### The task:
Pull out every line in the data that has the string "صفات" in it.

════════════════════

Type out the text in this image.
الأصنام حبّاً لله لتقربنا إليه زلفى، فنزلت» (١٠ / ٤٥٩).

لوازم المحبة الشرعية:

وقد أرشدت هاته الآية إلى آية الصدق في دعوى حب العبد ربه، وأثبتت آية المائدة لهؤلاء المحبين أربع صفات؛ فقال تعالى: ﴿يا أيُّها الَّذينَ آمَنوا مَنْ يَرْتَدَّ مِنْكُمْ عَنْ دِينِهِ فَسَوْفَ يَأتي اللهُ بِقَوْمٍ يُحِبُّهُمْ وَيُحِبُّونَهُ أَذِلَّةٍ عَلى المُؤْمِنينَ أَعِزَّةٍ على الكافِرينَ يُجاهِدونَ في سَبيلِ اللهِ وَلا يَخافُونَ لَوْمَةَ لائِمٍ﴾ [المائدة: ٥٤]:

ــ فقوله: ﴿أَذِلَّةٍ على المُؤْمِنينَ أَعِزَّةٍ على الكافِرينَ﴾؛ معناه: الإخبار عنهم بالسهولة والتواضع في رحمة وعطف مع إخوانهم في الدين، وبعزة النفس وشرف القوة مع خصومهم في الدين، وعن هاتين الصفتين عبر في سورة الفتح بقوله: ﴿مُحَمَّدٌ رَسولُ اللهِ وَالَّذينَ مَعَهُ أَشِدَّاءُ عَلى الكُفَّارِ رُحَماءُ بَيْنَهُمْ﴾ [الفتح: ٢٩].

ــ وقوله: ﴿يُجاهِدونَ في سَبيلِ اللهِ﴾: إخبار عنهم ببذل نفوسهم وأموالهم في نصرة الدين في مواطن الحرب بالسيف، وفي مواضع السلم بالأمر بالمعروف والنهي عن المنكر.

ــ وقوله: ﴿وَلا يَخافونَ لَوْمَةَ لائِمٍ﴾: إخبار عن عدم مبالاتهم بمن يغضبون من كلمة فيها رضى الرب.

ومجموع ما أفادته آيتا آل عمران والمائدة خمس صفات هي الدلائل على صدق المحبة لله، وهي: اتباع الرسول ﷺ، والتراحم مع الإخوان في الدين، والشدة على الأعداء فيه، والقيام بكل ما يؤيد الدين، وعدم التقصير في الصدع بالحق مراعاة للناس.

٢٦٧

════════════════════

### Complete output:
وقد أرشدت هاته الآية إلى آية الصدق في دعوى حب العبد ربه، وأثبتت آية المائدة لهؤلاء المحبين أربع صفات؛ فقال تعالى: ﴿يا أيُّها الَّذينَ آمَنوا مَنْ يَرْتَدَّ مِنْكُمْ عَنْ دِينِهِ فَسَوْفَ يَأتي اللهُ بِقَوْمٍ يُحِبُّهُمْ وَيُحِبُّونَهُ أَذِلَّةٍ عَلى المُؤْمِنينَ أَعِزَّةٍ على الكافِرينَ يُجاهِدونَ في سَبيلِ اللهِ وَلا يَخافُونَ لَوْمَةَ لائِمٍ﴾ [المائدة: ٥٤]:
ومجموع ما أفادته آيتا آل عمران والمائدة خمس صفات هي الدلائل على صدق المحبة لله، وهي: اتباع الرسول ﷺ، والتراحم مع الإخوان في الدين، والشدة على الأعداء فيه، والقيام بكل ما يؤيد الدين، وعدم التقصير في الصدع بالحق مراعاة للناس.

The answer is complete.